Request
Transcribe the records in full, keeping every character as it is.

++++ Data listing

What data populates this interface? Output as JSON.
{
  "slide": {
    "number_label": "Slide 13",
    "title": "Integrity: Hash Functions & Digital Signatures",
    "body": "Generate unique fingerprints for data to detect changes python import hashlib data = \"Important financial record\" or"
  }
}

++++++++

Solution to the problem
What data populates this interface? Output as JSON.
{
  "slide": {
    "number_label": "Slide 13",
    "title": "Integrity: Hash Functions & Digital Signatures",
    "body": "Generate unique fingerprints for data to detect changes python import hashlib data = \"Important financial record\" or"
  }
}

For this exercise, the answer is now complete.